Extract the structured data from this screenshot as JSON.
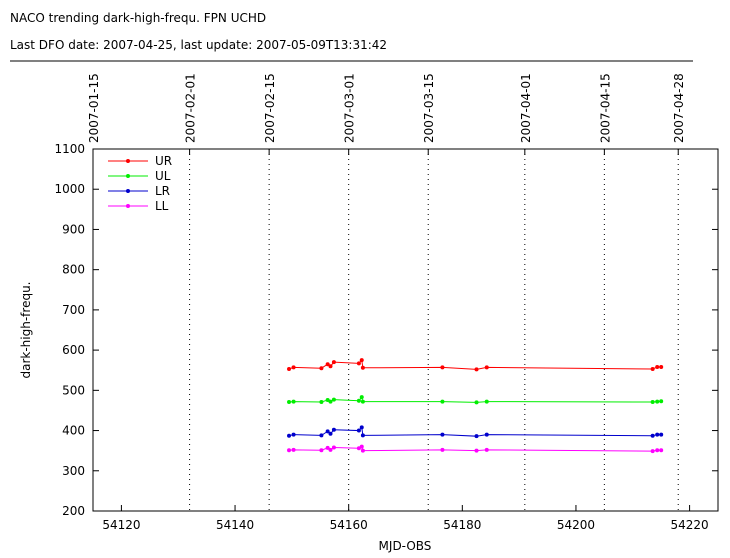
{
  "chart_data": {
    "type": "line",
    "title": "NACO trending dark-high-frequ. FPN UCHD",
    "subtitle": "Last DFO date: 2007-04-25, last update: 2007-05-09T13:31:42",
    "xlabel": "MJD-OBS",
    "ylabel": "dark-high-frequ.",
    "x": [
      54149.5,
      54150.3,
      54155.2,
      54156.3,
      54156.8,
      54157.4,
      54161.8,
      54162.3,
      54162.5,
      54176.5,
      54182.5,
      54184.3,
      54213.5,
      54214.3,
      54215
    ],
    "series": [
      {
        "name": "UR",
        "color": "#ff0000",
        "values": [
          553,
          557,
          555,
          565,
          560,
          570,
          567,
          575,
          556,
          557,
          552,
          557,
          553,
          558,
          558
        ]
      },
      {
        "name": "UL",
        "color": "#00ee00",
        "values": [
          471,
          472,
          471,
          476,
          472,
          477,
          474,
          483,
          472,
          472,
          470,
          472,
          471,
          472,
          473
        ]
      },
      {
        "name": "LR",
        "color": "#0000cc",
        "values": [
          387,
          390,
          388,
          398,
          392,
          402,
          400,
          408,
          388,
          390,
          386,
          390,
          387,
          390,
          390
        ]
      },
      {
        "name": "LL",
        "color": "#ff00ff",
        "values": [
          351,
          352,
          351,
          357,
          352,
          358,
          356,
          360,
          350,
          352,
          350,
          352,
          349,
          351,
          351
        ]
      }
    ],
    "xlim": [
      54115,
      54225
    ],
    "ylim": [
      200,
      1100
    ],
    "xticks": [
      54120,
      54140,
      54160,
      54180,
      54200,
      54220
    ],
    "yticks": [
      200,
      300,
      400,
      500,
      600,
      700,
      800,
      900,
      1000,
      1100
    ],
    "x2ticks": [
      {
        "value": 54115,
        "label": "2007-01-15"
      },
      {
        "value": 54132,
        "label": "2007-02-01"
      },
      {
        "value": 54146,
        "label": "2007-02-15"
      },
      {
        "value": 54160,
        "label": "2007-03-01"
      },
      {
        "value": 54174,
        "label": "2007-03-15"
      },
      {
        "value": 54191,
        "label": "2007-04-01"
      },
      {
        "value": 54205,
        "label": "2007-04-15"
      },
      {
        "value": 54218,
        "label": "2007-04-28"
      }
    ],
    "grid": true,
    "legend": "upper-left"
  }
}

(Exercise goal) Omit the pictures and output all of the other material exactly.

(Solution to this exercise)
Extract the structured data from this screenshot as JSON.
{
  "chart_data": {
    "type": "line",
    "title": "NACO trending dark-high-frequ. FPN UCHD",
    "subtitle": "Last DFO date: 2007-04-25, last update: 2007-05-09T13:31:42",
    "xlabel": "MJD-OBS",
    "ylabel": "dark-high-frequ.",
    "x": [
      54149.5,
      54150.3,
      54155.2,
      54156.3,
      54156.8,
      54157.4,
      54161.8,
      54162.3,
      54162.5,
      54176.5,
      54182.5,
      54184.3,
      54213.5,
      54214.3,
      54215
    ],
    "series": [
      {
        "name": "UR",
        "color": "#ff0000",
        "values": [
          553,
          557,
          555,
          565,
          560,
          570,
          567,
          575,
          556,
          557,
          552,
          557,
          553,
          558,
          558
        ]
      },
      {
        "name": "UL",
        "color": "#00ee00",
        "values": [
          471,
          472,
          471,
          476,
          472,
          477,
          474,
          483,
          472,
          472,
          470,
          472,
          471,
          472,
          473
        ]
      },
      {
        "name": "LR",
        "color": "#0000cc",
        "values": [
          387,
          390,
          388,
          398,
          392,
          402,
          400,
          408,
          388,
          390,
          386,
          390,
          387,
          390,
          390
        ]
      },
      {
        "name": "LL",
        "color": "#ff00ff",
        "values": [
          351,
          352,
          351,
          357,
          352,
          358,
          356,
          360,
          350,
          352,
          350,
          352,
          349,
          351,
          351
        ]
      }
    ],
    "xlim": [
      54115,
      54225
    ],
    "ylim": [
      200,
      1100
    ],
    "xticks": [
      54120,
      54140,
      54160,
      54180,
      54200,
      54220
    ],
    "yticks": [
      200,
      300,
      400,
      500,
      600,
      700,
      800,
      900,
      1000,
      1100
    ],
    "x2ticks": [
      {
        "value": 54115,
        "label": "2007-01-15"
      },
      {
        "value": 54132,
        "label": "2007-02-01"
      },
      {
        "value": 54146,
        "label": "2007-02-15"
      },
      {
        "value": 54160,
        "label": "2007-03-01"
      },
      {
        "value": 54174,
        "label": "2007-03-15"
      },
      {
        "value": 54191,
        "label": "2007-04-01"
      },
      {
        "value": 54205,
        "label": "2007-04-15"
      },
      {
        "value": 54218,
        "label": "2007-04-28"
      }
    ],
    "grid": true,
    "legend": "upper-left"
  }
}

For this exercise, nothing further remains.